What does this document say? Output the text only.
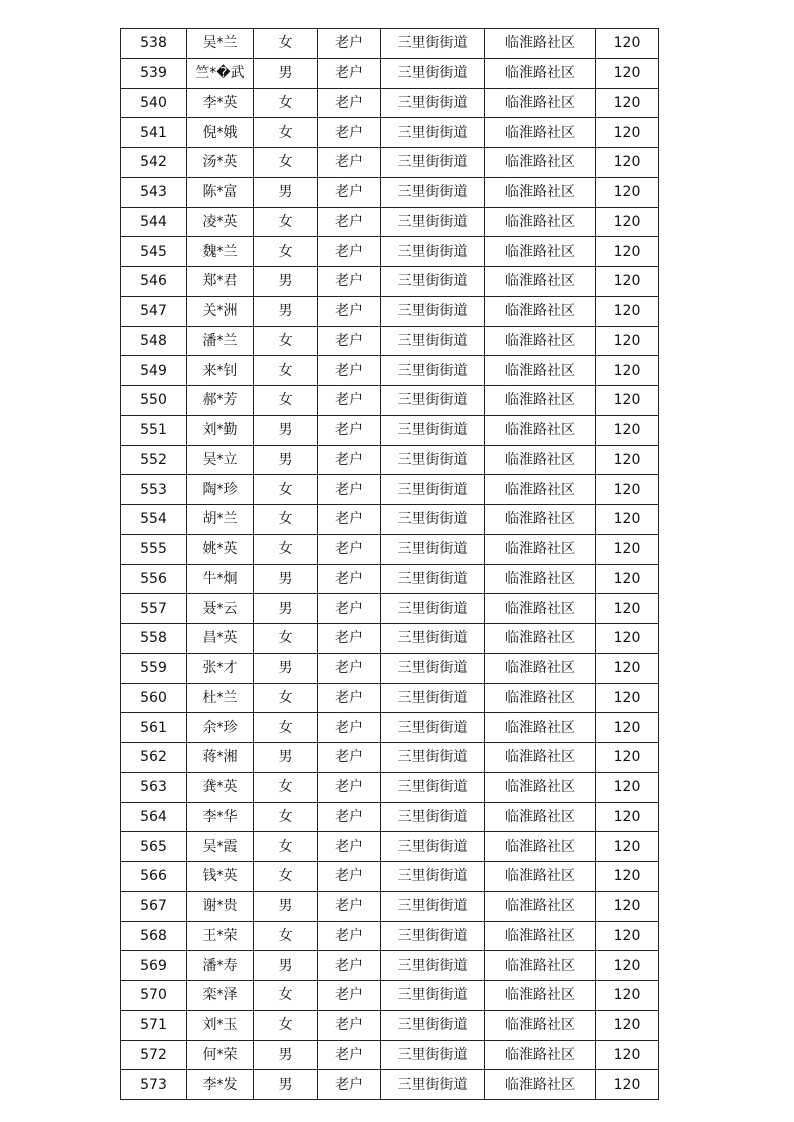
538	吴*兰	女	老户	三里街街道	临淮路社区	120
539	竺*�武	男	老户	三里街街道	临淮路社区	120
540	李*英	女	老户	三里街街道	临淮路社区	120
541	倪*娥	女	老户	三里街街道	临淮路社区	120
542	汤*英	女	老户	三里街街道	临淮路社区	120
543	陈*富	男	老户	三里街街道	临淮路社区	120
544	凌*英	女	老户	三里街街道	临淮路社区	120
545	魏*兰	女	老户	三里街街道	临淮路社区	120
546	郑*君	男	老户	三里街街道	临淮路社区	120
547	关*洲	男	老户	三里街街道	临淮路社区	120
548	潘*兰	女	老户	三里街街道	临淮路社区	120
549	来*钊	女	老户	三里街街道	临淮路社区	120
550	郝*芳	女	老户	三里街街道	临淮路社区	120
551	刘*勤	男	老户	三里街街道	临淮路社区	120
552	吴*立	男	老户	三里街街道	临淮路社区	120
553	陶*珍	女	老户	三里街街道	临淮路社区	120
554	胡*兰	女	老户	三里街街道	临淮路社区	120
555	姚*英	女	老户	三里街街道	临淮路社区	120
556	牛*炯	男	老户	三里街街道	临淮路社区	120
557	聂*云	男	老户	三里街街道	临淮路社区	120
558	昌*英	女	老户	三里街街道	临淮路社区	120
559	张*才	男	老户	三里街街道	临淮路社区	120
560	杜*兰	女	老户	三里街街道	临淮路社区	120
561	余*珍	女	老户	三里街街道	临淮路社区	120
562	蒋*湘	男	老户	三里街街道	临淮路社区	120
563	龚*英	女	老户	三里街街道	临淮路社区	120
564	李*华	女	老户	三里街街道	临淮路社区	120
565	吴*霞	女	老户	三里街街道	临淮路社区	120
566	钱*英	女	老户	三里街街道	临淮路社区	120
567	谢*贵	男	老户	三里街街道	临淮路社区	120
568	王*荣	女	老户	三里街街道	临淮路社区	120
569	潘*寿	男	老户	三里街街道	临淮路社区	120
570	栾*泽	女	老户	三里街街道	临淮路社区	120
571	刘*玉	女	老户	三里街街道	临淮路社区	120
572	何*荣	男	老户	三里街街道	临淮路社区	120
573	李*发	男	老户	三里街街道	临淮路社区	120
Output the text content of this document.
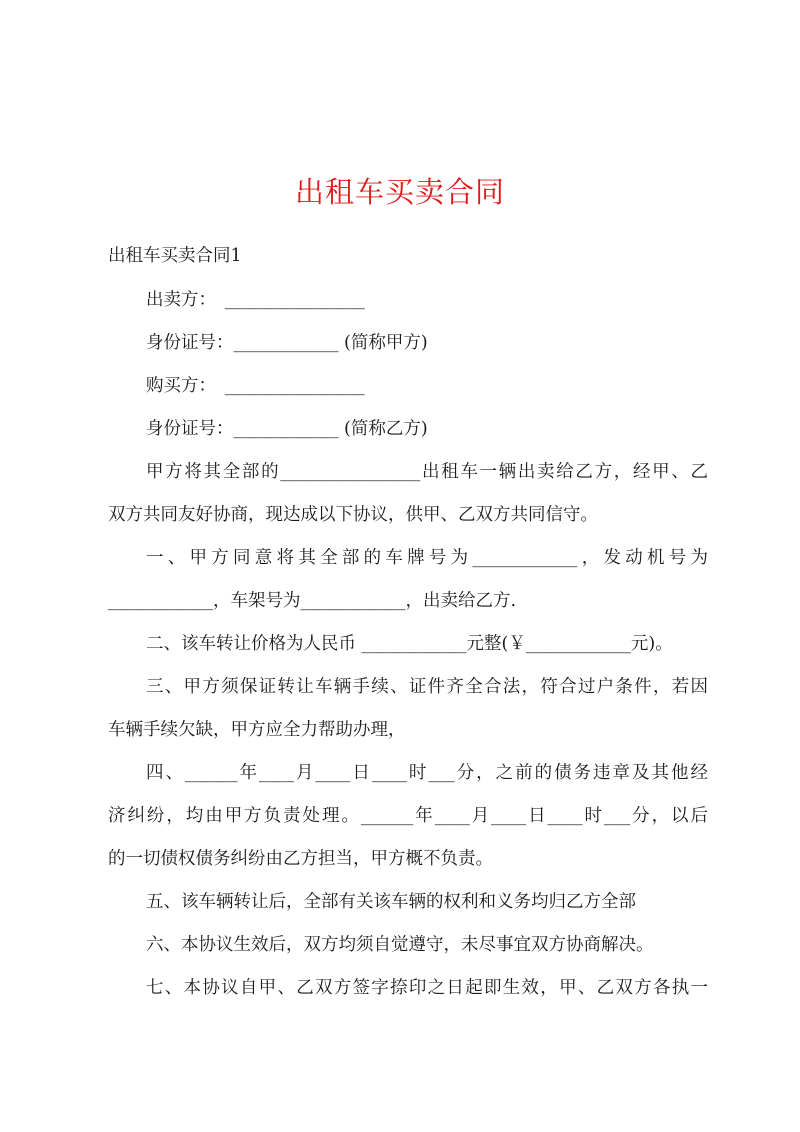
出租车买卖合同
出租车买卖合同1
出卖方：　________________
身份证号：____________ (简称甲方)
购买方：　________________
身份证号：____________ (简称乙方)
甲方将其全部的________________出租车一辆出卖给乙方，经甲、乙
双方共同友好协商，现达成以下协议，供甲、乙双方共同信守。
一、甲方同意将其全部的车牌号为____________，发动机号为
____________，车架号为____________，出卖给乙方.
二、该车转让价格为人民币 ____________元整(￥____________元)。
三、甲方须保证转让车辆手续、证件齐全合法，符合过户条件，若因
车辆手续欠缺，甲方应全力帮助办理，
四、______年____月____日____时___分，之前的债务违章及其他经
济纠纷，均由甲方负责处理。______年____月____日____时___分，以后
的一切债权债务纠纷由乙方担当，甲方概不负责。
五、该车辆转让后，全部有关该车辆的权利和义务均归乙方全部
六、本协议生效后，双方均须自觉遵守，未尽事宜双方协商解决。
七、本协议自甲、乙双方签字捺印之日起即生效，甲、乙双方各执一
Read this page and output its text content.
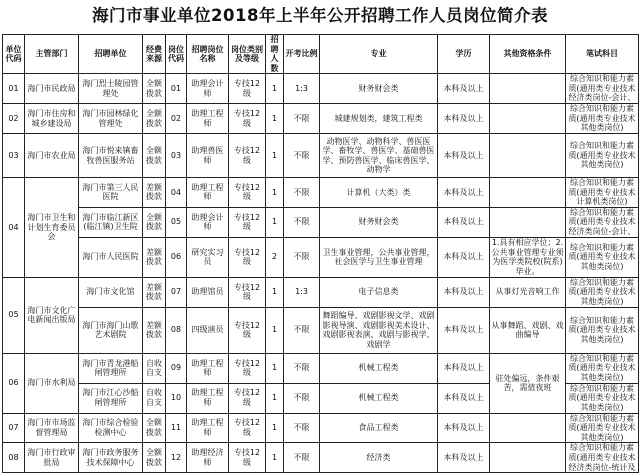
海门市事业单位2018年上半年公开招聘工作人员岗位简介表
单位代码	主管部门	招聘单位	经费来源	岗位代码	招聘岗位名称	岗位类别及等级	招聘人数	开考比例	专业	学历	其他资格条件	笔试科目
01	海门市民政局	海门烈士陵园管理处	全额拨款	01	助理会计师	专技12级	1	1:3	财务财会类	本科及以上		综合知识和能力素质(通用类专业技术经济类岗位-会计、

02	海门市住房和城乡建设局	海门市园林绿化管理处	全额拨款	02	助理工程师	专技12级	1	不限	城建规划类，建筑工程类	本科及以上		综合知识和能力素质(通用类专业技术其他类岗位)

03	海门市农业局	海门市悦来镇畜牧兽医服务站	全额拨款	03	助理兽医师	专技12级	1	不限	动物医学、动物科学、兽医医学、畜牧学、兽医学、基础兽医学、预防兽医学、临床兽医学、动物学	本科及以上		综合知识和能力素质(通用类专业技术其他类岗位)

04	海门市卫生和计划生育委员会	海门市第三人民医院	差额拨款	04	助理工程师	专技12级	1	不限	计算机（大类）类	本科及以上		综合知识和能力素质(通用类专业技术计算机类岗位)

		海门市临江新区(临江镇)卫生院	全额拨款	05	助理会计师	专技12级	1	不限	财务财会类	本科及以上		综合知识和能力素质(通用类专业技术经济类岗位-会计、

		海门市人民医院	差额拨款	06	研究实习员	专技12级	2	不限	卫生事业管理，公共事业管理，社会医学与卫生事业管理	本科及以上	1.具有相应学位；2.公共事业管理专业须为医学类院校(院系)毕业。	综合知识和能力素质(通用类专业技术其他类岗位)

05	海门市文化广电新闻出版局	海门市文化馆	差额拨款	07	助理馆员	专技12级	1	1:3	电子信息类	本科及以上	从事灯光音响工作	综合知识和能力素质(通用类专业技术其他类岗位)

		海门市海门山歌艺术剧院	差额拨款	08	四级演员	专技12级	1	不限	舞蹈编导、戏剧影视文学、戏剧影视导演、戏剧影视美术设计、戏剧影视表演、戏剧与影视学、戏剧学	本科及以上	从事舞蹈、戏剧、戏曲编导	综合知识和能力素质(通用类专业技术其他类岗位)

06	海门市水利局	海门市青龙港船闸管理所	自收自支	09	助理工程师	专技12级	1	不限	机械工程类	本科及以上	驻处偏远，条件艰苦，需值夜班	综合知识和能力素质(通用类专业技术其他类岗位)

		海门市江心沙船闸管理所	自收自支	10	助理工程师	专技12级	1	不限	机械工程类	本科及以上		综合知识和能力素质(通用类专业技术其他类岗位)

07	海门市市场监督管理局	海门市综合检验检测中心	全额拨款	11	助理工程师	专技12级	1	不限	食品工程类	本科及以上		综合知识和能力素质(通用类专业技术其他类岗位)

08	海门市行政审批局	海门市政务服务技术保障中心	全额拨款	12	助理经济师	专技12级	1	不限	经济类	本科及以上		综合知识和能力素质(通用类专业技术经济类岗位-统计及
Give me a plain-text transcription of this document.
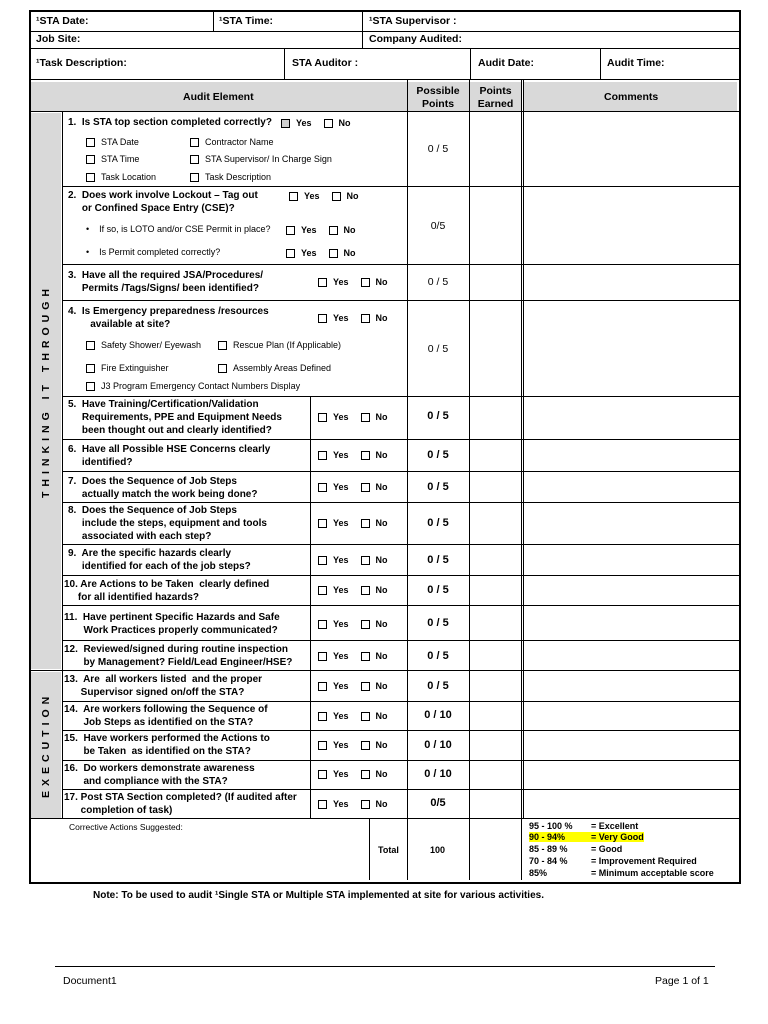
¹STA Date:	¹STA Time:	¹STA Supervisor :
Job Site:	Company Audited:
¹Task Description:	STA Auditor :	Audit Date:	Audit Time:
Audit Element	Possible Points
Points Earned
Comments
THINKING IT THROUGH
EXECUTION
1.  Is STA top section completed correctly?	Yes	No
STA Date	Contractor Name
STA Time	STA Supervisor/ In Charge Sign
Task Location	Task Description
0 / 5
2.  Does work involve Lockout – Tag out
or Confined Space Entry (CSE)?
Yes	No
•    If so, is LOTO and/or CSE Permit in place?	Yes	No
•    Is Permit completed correctly?	Yes	No
0/5
3.  Have all the required JSA/Procedures/
Permits /Tags/Signs/ been identified?
Yes	No	0 / 5
4.  Is Emergency preparedness /resources
available at site?
Yes	No
Safety Shower/ Eyewash	Rescue Plan (If Applicable)
Fire Extinguisher	Assembly Areas Defined
J3 Program Emergency Contact Numbers Display
0 / 5
5.  Have Training/Certification/Validation
Requirements, PPE and Equipment Needs
been thought out and clearly identified?
Yes	No	0 / 5
6.  Have all Possible HSE Concerns clearly
identified?
Yes	No	0 / 5
7.  Does the Sequence of Job Steps
actually match the work being done?
Yes	No	0 / 5
8.  Does the Sequence of Job Steps
include the steps, equipment and tools
associated with each step?
Yes	No	0 / 5
9.  Are the specific hazards clearly
identified for each of the job steps?
Yes	No	0 / 5
10. Are Actions to be Taken  clearly defined
for all identified hazards?
Yes	No	0 / 5
11.  Have pertinent Specific Hazards and Safe
Work Practices properly communicated?
Yes	No	0 / 5
12.  Reviewed/signed during routine inspection
by Management? Field/Lead Engineer/HSE?
Yes	No	0 / 5
13.  Are  all workers listed  and the proper
Supervisor signed on/off the STA?
Yes	No	0 / 5
14.  Are workers following the Sequence of
Job Steps as identified on the STA?
Yes	No	0 / 10
15.  Have workers performed the Actions to
be Taken  as identified on the STA?
Yes	No	0 / 10
16.  Do workers demonstrate awareness
and compliance with the STA?
Yes	No	0 / 10
17. Post STA Section completed? (If audited after
completion of task)
Yes	No	0/5
Corrective Actions Suggested:
Total	100
95 - 100 % = Excellent
90 - 94%	= Very Good
85 - 89 %	= Good
70 - 84 %	= Improvement Required
85%	= Minimum acceptable score
Note: To be used to audit ¹Single STA or Multiple STA implemented at site for various activities.
Document1	Page 1 of 1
★ ★ ★ ★
→ **PROBLEM DESCRIPTION**:
Go through the entries and return each line where the word "Have" appears.

→ **EXERCISE SOLUTION**:
3.  Have all the required JSA/Procedures/
5.  Have Training/Certification/Validation
6.  Have all Possible HSE Concerns clearly
11.  Have pertinent Specific Hazards and Safe
15.  Have workers performed the Actions to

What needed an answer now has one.